## Records for this exercise
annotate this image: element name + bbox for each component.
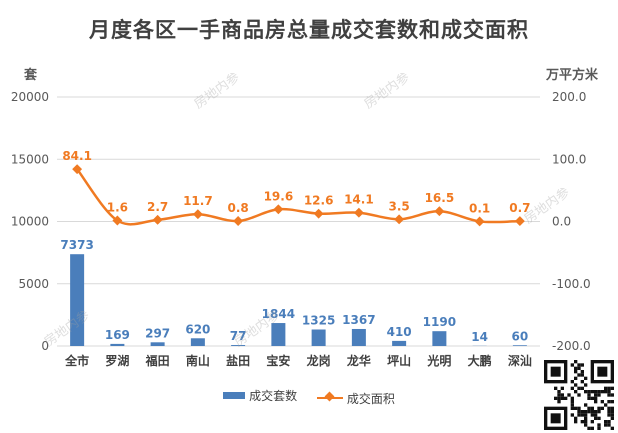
line-point — [112, 215, 123, 226]
bar — [512, 345, 527, 346]
bar-data-label: 60 — [512, 329, 529, 343]
right-tick-label: -100.0 — [552, 277, 591, 291]
bar-data-label: 169 — [105, 328, 130, 342]
bar-data-label: 1844 — [262, 307, 295, 321]
line-data-label: 0.8 — [227, 201, 248, 215]
bar-data-label: 77 — [230, 329, 247, 343]
bar-data-label: 297 — [145, 326, 170, 340]
legend-item-bar: 成交套数 — [223, 387, 297, 404]
chart-title: 月度各区一手商品房总量成交套数和成交面积 — [89, 18, 529, 42]
category-label: 盐田 — [226, 353, 250, 368]
bar — [392, 340, 407, 346]
line-data-label: 84.1 — [62, 149, 92, 163]
line-point — [192, 209, 203, 220]
category-label: 龙岗 — [307, 353, 331, 368]
line-data-label: 3.5 — [388, 199, 409, 213]
bar-data-label: 14 — [471, 330, 488, 344]
category-label: 福田 — [145, 353, 170, 368]
line-data-label: 2.7 — [147, 200, 168, 214]
bar — [110, 343, 125, 346]
line-data-label: 11.7 — [183, 194, 213, 208]
bar-data-label: 1325 — [302, 314, 335, 328]
right-tick-label: 200.0 — [552, 90, 586, 104]
line-data-label: 19.6 — [264, 189, 294, 203]
line-point — [152, 214, 163, 225]
category-label: 龙华 — [347, 353, 371, 368]
line-point — [514, 216, 525, 227]
line-data-label: 0.1 — [469, 201, 490, 215]
line-data-label: 12.6 — [304, 194, 334, 208]
category-label: 罗湖 — [105, 353, 129, 368]
chart-legend: 成交套数 成交面积 — [0, 387, 618, 407]
bar — [271, 323, 286, 346]
left-tick-label: 0 — [41, 339, 49, 353]
line-point — [313, 208, 324, 219]
line-point — [72, 164, 83, 175]
bar — [432, 331, 447, 346]
bar — [351, 328, 366, 346]
left-tick-label: 15000 — [11, 152, 49, 166]
legend-label-bar: 成交套数 — [249, 389, 298, 403]
legend-line-swatch — [316, 397, 343, 399]
bar — [231, 345, 246, 346]
category-label: 南山 — [186, 353, 210, 368]
bar — [70, 254, 85, 346]
left-tick-label: 10000 — [11, 215, 49, 229]
bar-data-label: 410 — [387, 325, 412, 339]
category-label: 全市 — [64, 353, 89, 368]
bar — [190, 338, 205, 346]
left-tick-label: 20000 — [11, 90, 49, 104]
line-data-label: 1.6 — [107, 201, 128, 215]
qr-code-icon — [544, 360, 614, 430]
line-point — [434, 206, 445, 217]
line-point — [233, 216, 244, 226]
category-label: 深汕 — [508, 353, 532, 368]
right-tick-label: 0.0 — [552, 215, 571, 229]
right-axis-unit: 万平方米 — [545, 68, 598, 83]
category-label: 坪山 — [387, 353, 411, 368]
legend-label-line: 成交面积 — [346, 391, 395, 406]
line-point — [394, 214, 405, 225]
bar-data-label: 1367 — [342, 313, 375, 327]
left-axis-unit: 套 — [24, 68, 38, 83]
bar-data-label: 7373 — [60, 238, 93, 252]
legend-item-line: 成交面积 — [316, 390, 395, 407]
line-point — [474, 216, 485, 227]
line-point — [353, 207, 364, 218]
line-data-label: 0.7 — [509, 201, 530, 215]
bar-data-label: 1190 — [423, 315, 456, 329]
category-label: 大鹏 — [468, 353, 492, 368]
right-tick-label: -200.0 — [552, 339, 591, 353]
line-point — [273, 204, 284, 215]
category-label: 宝安 — [266, 353, 290, 368]
legend-bar-swatch — [223, 392, 246, 399]
category-label: 光明 — [426, 353, 451, 368]
bar-data-label: 620 — [185, 322, 210, 336]
line-data-label: 16.5 — [425, 191, 455, 205]
right-tick-label: 100.0 — [552, 152, 586, 166]
left-tick-label: 5000 — [18, 277, 49, 291]
bar — [311, 329, 326, 346]
bar — [150, 342, 165, 346]
line-data-label: 14.1 — [344, 193, 374, 207]
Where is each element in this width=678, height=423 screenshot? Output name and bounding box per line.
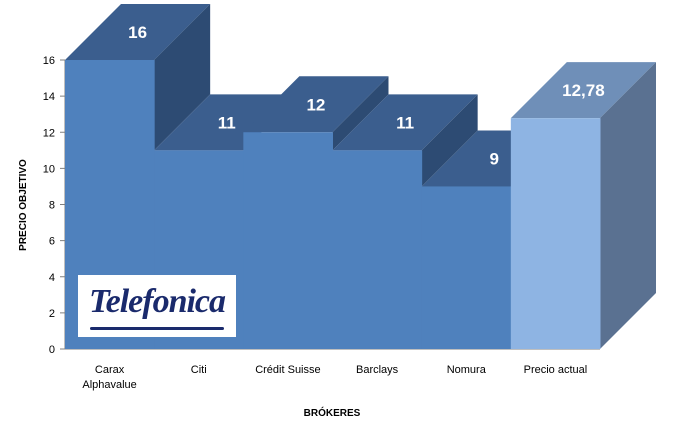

## Given task
Reproduce every line of the items above word for word, leaving out the pictures.

## Task solution
annotate this image: element name + bbox for each component.
line-point — [112, 215, 123, 226]
bar — [512, 345, 527, 346]
bar-data-label: 60 — [512, 329, 529, 343]
right-tick-label: -100.0 — [552, 277, 591, 291]
bar-data-label: 169 — [105, 328, 130, 342]
bar-data-label: 1844 — [262, 307, 295, 321]
line-data-label: 0.8 — [227, 201, 248, 215]
bar-data-label: 77 — [230, 329, 247, 343]
bar-data-label: 297 — [145, 326, 170, 340]
legend-item-bar: 成交套数 — [223, 387, 297, 404]
chart-title: 月度各区一手商品房总量成交套数和成交面积 — [89, 18, 529, 42]
category-label: 盐田 — [226, 353, 250, 368]
bar — [392, 340, 407, 346]
line-data-label: 84.1 — [62, 149, 92, 163]
line-point — [192, 209, 203, 220]
category-label: 龙岗 — [307, 353, 331, 368]
line-data-label: 3.5 — [388, 199, 409, 213]
bar-data-label: 14 — [471, 330, 488, 344]
category-label: 福田 — [145, 353, 170, 368]
line-data-label: 2.7 — [147, 200, 168, 214]
bar — [110, 343, 125, 346]
line-data-label: 11.7 — [183, 194, 213, 208]
bar-data-label: 1325 — [302, 314, 335, 328]
right-tick-label: 200.0 — [552, 90, 586, 104]
line-data-label: 19.6 — [264, 189, 294, 203]
line-point — [152, 214, 163, 225]
category-label: 龙华 — [347, 353, 371, 368]
line-point — [514, 216, 525, 227]
line-data-label: 0.1 — [469, 201, 490, 215]
line-data-label: 12.6 — [304, 194, 334, 208]
category-label: 罗湖 — [105, 353, 129, 368]
chart-legend: 成交套数 成交面积 — [0, 387, 618, 407]
bar — [271, 323, 286, 346]
left-tick-label: 0 — [41, 339, 49, 353]
line-point — [313, 208, 324, 219]
line-point — [72, 164, 83, 175]
bar — [432, 331, 447, 346]
bar — [351, 328, 366, 346]
left-tick-label: 15000 — [11, 152, 49, 166]
legend-label-bar: 成交套数 — [249, 389, 298, 403]
legend-line-swatch — [316, 397, 343, 399]
bar — [231, 345, 246, 346]
category-label: 南山 — [186, 353, 210, 368]
bar — [70, 254, 85, 346]
left-tick-label: 10000 — [11, 215, 49, 229]
bar-data-label: 410 — [387, 325, 412, 339]
category-label: 全市 — [64, 353, 89, 368]
bar — [190, 338, 205, 346]
left-tick-label: 20000 — [11, 90, 49, 104]
line-data-label: 1.6 — [107, 201, 128, 215]
qr-code-icon — [544, 360, 614, 430]
line-point — [434, 206, 445, 217]
line-point — [233, 216, 244, 226]
category-label: 深汕 — [508, 353, 532, 368]
right-tick-label: 0.0 — [552, 215, 571, 229]
right-axis-unit: 万平方米 — [545, 68, 598, 83]
category-label: 坪山 — [387, 353, 411, 368]
legend-label-line: 成交面积 — [346, 391, 395, 406]
line-point — [394, 214, 405, 225]
bar-data-label: 1367 — [342, 313, 375, 327]
left-axis-unit: 套 — [24, 68, 38, 83]
bar-data-label: 7373 — [60, 238, 93, 252]
legend-item-line: 成交面积 — [316, 390, 395, 407]
line-point — [474, 216, 485, 227]
line-point — [353, 207, 364, 218]
line-data-label: 0.7 — [509, 201, 530, 215]
bar-data-label: 1190 — [423, 315, 456, 329]
category-label: 大鹏 — [468, 353, 492, 368]
right-tick-label: -200.0 — [552, 339, 591, 353]
line-point — [273, 204, 284, 215]
category-label: 宝安 — [266, 353, 290, 368]
legend-bar-swatch — [223, 392, 246, 399]
category-label: 光明 — [426, 353, 451, 368]
bar-data-label: 620 — [185, 322, 210, 336]
line-data-label: 16.5 — [425, 191, 455, 205]
right-tick-label: 100.0 — [552, 152, 586, 166]
left-tick-label: 5000 — [18, 277, 49, 291]
bar — [311, 329, 326, 346]
bar — [150, 342, 165, 346]
line-data-label: 14.1 — [344, 193, 374, 207]
Where is each element in this width=678, height=423 screenshot? Output name and bounding box per line.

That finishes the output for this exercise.